▶ Source passage:

※ ※ ※

Fiber or Cable not Fiber vs. Cable
When considering these two options the question you should be asking is what place do each of these products have in your organization. Which is better does not apply as the products are as different as apples and oranges.

With fiber you will get a dedicated switch and fiber from your ISPs node to your door. With cable you share fiber and have some length of cable from the curb to your door. For a detailed explanation of Comcast HSI (hybrid fiber-coax) network take a look at:

ATTACHMENT A: COMCAST CORPORATION DESCRIPTION OF CURRENT NETWORK MANAGEMENT PRACTICES

Currently, we have 4.5 Mbit data and 1.5 Mbit VOIP over 3 T1 fiber from a major service provider in our area for which we pay $1,500. Although speed test can vary from moment to moment  here are the results of some of our tests:

TEST DOWN UP
CableTest 2.7 2.2
CharterComm 1.44 0.45
SpeedOfMe 2.58 3.79
SpeedtestNET 1.85 4.06
VerizonTest 3.15 4.23
Average 2.34 2.95

We examined a number of other fiber-to-the-door ISPs and the costs were similar:

10 Mbit Fiber $1,000/month
20Mbit Fiber $1,200/month

Comcast Business Class advertises that its network can perform at rates of up to 100 Mbit down and 20 Mbit up at a cost of about $250/month. Here are the results of the speed test:

TEST DOWN UP
CableTest 12.5 2.5
CharterComm 48.18 18.96
SpeedOfMe 4.47 15.17
SpeedtestNET 44.39 13.44
VerizonTest 105.65 21.2
Average 43.04 14.25

As we can see the variability of fiber throughput both up and down is much more stable than the hybrid fiber-coax. However, on average we still get much more bang for the buck with Comcast Business Class. Comcast service varies greatly from area to area so this solution may not work for you but at these prices it is worth taking a look.

※ ※ ※

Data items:
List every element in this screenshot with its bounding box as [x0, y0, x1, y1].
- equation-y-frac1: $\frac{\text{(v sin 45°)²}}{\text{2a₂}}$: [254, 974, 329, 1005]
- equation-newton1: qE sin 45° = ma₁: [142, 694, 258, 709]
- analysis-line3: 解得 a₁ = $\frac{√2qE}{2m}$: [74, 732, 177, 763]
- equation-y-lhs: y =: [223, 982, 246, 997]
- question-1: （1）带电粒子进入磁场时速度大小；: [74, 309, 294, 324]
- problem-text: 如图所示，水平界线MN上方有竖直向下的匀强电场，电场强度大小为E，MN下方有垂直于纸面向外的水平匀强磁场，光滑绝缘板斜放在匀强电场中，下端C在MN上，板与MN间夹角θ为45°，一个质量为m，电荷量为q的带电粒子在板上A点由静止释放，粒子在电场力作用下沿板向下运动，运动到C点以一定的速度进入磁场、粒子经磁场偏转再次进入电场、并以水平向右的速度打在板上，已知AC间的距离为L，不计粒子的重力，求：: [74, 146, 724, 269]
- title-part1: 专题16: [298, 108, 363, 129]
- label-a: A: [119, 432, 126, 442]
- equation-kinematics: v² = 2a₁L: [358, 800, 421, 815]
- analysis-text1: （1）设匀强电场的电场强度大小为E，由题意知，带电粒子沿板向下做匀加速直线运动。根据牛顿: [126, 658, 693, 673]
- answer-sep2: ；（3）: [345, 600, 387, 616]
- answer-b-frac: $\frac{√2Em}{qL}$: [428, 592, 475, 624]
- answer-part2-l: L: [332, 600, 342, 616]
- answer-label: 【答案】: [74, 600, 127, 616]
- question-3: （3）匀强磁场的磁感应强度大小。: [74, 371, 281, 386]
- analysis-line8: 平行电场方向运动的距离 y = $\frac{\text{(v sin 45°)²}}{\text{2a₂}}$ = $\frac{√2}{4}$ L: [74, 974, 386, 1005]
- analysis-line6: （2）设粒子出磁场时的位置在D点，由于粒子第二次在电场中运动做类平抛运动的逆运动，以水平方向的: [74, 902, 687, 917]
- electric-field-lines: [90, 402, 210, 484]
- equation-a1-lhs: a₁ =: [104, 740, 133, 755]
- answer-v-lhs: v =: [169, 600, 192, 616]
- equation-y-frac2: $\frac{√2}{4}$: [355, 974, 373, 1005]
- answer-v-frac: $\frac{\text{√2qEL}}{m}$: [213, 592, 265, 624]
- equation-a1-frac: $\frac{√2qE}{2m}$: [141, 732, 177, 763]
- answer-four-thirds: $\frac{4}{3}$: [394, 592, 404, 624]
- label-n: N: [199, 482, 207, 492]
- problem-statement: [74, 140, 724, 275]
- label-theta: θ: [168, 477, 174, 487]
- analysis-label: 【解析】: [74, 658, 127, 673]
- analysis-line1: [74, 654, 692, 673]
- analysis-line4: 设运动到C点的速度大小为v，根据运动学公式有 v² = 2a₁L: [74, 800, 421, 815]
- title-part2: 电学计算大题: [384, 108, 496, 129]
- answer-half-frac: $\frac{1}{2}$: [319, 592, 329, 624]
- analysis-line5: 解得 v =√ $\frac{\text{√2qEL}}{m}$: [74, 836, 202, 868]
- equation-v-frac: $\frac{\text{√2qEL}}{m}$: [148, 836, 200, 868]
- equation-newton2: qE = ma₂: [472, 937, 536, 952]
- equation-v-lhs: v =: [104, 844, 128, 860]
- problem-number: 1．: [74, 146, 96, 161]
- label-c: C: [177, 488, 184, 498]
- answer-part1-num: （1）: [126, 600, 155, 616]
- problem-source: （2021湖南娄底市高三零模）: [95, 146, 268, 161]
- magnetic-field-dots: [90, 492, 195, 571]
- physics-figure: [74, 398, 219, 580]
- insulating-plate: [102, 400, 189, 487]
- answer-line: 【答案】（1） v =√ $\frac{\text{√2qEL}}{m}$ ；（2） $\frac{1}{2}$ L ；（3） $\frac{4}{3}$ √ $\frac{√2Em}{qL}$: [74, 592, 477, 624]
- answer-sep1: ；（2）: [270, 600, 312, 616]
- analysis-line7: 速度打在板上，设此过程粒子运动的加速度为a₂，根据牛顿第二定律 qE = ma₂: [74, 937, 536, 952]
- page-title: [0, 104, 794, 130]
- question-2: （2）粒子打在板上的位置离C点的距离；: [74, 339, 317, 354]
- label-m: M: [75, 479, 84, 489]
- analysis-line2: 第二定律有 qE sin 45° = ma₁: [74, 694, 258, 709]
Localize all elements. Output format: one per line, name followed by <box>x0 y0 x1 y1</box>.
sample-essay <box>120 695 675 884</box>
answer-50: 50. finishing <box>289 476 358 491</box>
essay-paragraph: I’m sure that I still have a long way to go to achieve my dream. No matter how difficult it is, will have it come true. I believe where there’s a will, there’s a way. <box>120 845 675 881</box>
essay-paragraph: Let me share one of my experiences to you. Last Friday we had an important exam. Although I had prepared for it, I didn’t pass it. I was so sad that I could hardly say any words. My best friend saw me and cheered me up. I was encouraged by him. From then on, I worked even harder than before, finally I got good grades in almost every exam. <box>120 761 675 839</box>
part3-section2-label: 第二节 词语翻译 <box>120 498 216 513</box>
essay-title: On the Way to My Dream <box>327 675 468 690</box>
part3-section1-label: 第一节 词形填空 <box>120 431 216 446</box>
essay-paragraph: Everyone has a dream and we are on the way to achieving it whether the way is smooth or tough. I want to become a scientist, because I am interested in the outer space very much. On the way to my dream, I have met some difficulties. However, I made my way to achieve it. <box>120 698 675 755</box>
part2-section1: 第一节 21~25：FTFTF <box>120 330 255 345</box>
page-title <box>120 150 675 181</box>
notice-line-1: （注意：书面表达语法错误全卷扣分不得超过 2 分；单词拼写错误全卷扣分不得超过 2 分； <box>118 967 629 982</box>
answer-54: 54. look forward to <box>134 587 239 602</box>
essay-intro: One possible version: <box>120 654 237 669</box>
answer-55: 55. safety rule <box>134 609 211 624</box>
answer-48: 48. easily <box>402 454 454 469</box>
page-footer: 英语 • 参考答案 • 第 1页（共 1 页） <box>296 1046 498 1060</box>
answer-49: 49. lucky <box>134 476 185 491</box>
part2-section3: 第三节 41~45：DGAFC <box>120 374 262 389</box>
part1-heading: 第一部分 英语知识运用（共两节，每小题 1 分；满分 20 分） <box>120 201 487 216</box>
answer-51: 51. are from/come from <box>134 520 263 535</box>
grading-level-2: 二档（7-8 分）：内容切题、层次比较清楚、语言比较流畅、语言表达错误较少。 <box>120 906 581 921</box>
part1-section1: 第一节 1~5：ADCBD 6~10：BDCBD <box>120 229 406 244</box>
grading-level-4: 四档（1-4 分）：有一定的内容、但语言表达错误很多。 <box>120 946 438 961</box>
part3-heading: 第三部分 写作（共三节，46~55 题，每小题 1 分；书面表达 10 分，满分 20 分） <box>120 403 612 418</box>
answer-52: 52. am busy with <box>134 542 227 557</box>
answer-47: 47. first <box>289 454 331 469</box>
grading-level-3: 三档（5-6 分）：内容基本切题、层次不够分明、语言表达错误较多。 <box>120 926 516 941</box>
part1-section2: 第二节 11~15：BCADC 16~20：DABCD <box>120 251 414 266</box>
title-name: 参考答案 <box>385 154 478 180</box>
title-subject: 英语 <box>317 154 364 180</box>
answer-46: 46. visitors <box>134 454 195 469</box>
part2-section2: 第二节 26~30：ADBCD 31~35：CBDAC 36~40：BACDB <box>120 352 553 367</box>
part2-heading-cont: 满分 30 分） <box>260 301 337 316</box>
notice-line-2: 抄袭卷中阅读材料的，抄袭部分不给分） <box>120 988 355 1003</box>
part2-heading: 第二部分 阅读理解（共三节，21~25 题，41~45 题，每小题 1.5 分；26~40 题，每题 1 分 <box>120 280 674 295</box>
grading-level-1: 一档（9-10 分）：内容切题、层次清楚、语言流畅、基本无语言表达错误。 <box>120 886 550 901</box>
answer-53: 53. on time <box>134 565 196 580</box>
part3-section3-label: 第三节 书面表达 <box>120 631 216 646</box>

※ ※ ※

▶ Check your understanding:
1. Answer these questions from the fiber-versus-cable comparison:
(a) How much is paid for the current 3 T1 fiber service?
(b) What monthly cost is listed for 20 Mbit fiber?
(c) What is the average download result in the Comcast Business Class speed tests?
2. In the fiber-versus-cable comparison, why does "which is better" not apply, and what question should be asked instead?

▶ Written responses:
1.
(a) $1,500
(b) $1,200/month
(c) 43.04

2. "Which is better" does not apply because the two products are as different as apples and oranges. The question to ask is what place each of them has in your organization.